* _PROBLEM TO WORK ON_
Write out all entries word for word.

****

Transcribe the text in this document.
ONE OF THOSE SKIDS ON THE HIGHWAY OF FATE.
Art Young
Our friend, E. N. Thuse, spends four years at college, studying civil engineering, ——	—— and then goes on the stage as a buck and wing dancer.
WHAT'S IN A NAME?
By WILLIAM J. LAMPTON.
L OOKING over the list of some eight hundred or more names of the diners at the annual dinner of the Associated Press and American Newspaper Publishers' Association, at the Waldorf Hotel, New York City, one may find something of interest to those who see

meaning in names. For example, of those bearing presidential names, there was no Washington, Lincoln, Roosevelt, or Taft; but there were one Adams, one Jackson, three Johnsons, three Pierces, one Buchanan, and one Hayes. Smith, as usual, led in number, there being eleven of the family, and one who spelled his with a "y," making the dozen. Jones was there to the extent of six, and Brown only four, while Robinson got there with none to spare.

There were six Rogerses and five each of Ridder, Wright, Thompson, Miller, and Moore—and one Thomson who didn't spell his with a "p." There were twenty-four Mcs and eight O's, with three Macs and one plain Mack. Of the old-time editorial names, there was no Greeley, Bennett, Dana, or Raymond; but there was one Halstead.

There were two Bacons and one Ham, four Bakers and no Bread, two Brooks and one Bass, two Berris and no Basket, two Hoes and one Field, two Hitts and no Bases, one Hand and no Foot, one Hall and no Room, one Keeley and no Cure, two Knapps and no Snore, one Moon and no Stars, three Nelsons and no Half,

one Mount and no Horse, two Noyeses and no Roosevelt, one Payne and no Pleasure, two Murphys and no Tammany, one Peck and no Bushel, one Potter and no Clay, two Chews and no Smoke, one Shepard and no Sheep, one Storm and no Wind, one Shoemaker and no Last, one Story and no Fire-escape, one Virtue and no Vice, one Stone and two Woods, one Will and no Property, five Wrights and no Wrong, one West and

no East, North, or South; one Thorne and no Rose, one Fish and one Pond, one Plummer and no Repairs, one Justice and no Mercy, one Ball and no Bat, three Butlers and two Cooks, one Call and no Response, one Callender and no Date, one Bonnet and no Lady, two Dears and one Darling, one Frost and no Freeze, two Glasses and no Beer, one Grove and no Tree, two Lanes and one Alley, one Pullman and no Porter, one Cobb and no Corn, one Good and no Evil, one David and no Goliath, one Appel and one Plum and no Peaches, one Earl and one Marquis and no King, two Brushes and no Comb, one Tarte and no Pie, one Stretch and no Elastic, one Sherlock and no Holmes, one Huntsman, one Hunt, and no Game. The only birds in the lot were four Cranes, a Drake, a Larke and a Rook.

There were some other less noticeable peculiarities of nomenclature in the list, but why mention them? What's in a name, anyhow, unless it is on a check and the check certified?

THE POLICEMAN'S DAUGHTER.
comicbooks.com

****

* _SOLUTION TO THIS PROBLEM_
Transcribe the text in this document.
ONE OF THOSE SKIDS ON THE HIGHWAY OF FATE.
Art Young
Our friend, E. N. Thuse, spends four years at college, studying civil engineering, ——	—— and then goes on the stage as a buck and wing dancer.
WHAT'S IN A NAME?
By WILLIAM J. LAMPTON.
L OOKING over the list of some eight hundred or more names of the diners at the annual dinner of the Associated Press and American Newspaper Publishers' Association, at the Waldorf Hotel, New York City, one may find something of interest to those who see

meaning in names. For example, of those bearing presidential names, there was no Washington, Lincoln, Roosevelt, or Taft; but there were one Adams, one Jackson, three Johnsons, three Pierces, one Buchanan, and one Hayes. Smith, as usual, led in number, there being eleven of the family, and one who spelled his with a "y," making the dozen. Jones was there to the extent of six, and Brown only four, while Robinson got there with none to spare.

There were six Rogerses and five each of Ridder, Wright, Thompson, Miller, and Moore—and one Thomson who didn't spell his with a "p." There were twenty-four Mcs and eight O's, with three Macs and one plain Mack. Of the old-time editorial names, there was no Greeley, Bennett, Dana, or Raymond; but there was one Halstead.

There were two Bacons and one Ham, four Bakers and no Bread, two Brooks and one Bass, two Berris and no Basket, two Hoes and one Field, two Hitts and no Bases, one Hand and no Foot, one Hall and no Room, one Keeley and no Cure, two Knapps and no Snore, one Moon and no Stars, three Nelsons and no Half,

one Mount and no Horse, two Noyeses and no Roosevelt, one Payne and no Pleasure, two Murphys and no Tammany, one Peck and no Bushel, one Potter and no Clay, two Chews and no Smoke, one Shepard and no Sheep, one Storm and no Wind, one Shoemaker and no Last, one Story and no Fire-escape, one Virtue and no Vice, one Stone and two Woods, one Will and no Property, five Wrights and no Wrong, one West and

no East, North, or South; one Thorne and no Rose, one Fish and one Pond, one Plummer and no Repairs, one Justice and no Mercy, one Ball and no Bat, three Butlers and two Cooks, one Call and no Response, one Callender and no Date, one Bonnet and no Lady, two Dears and one Darling, one Frost and no Freeze, two Glasses and no Beer, one Grove and no Tree, two Lanes and one Alley, one Pullman and no Porter, one Cobb and no Corn, one Good and no Evil, one David and no Goliath, one Appel and one Plum and no Peaches, one Earl and one Marquis and no King, two Brushes and no Comb, one Tarte and no Pie, one Stretch and no Elastic, one Sherlock and no Holmes, one Huntsman, one Hunt, and no Game. The only birds in the lot were four Cranes, a Drake, a Larke and a Rook.

There were some other less noticeable peculiarities of nomenclature in the list, but why mention them? What's in a name, anyhow, unless it is on a check and the check certified?

THE POLICEMAN'S DAUGHTER.
comicbooks.com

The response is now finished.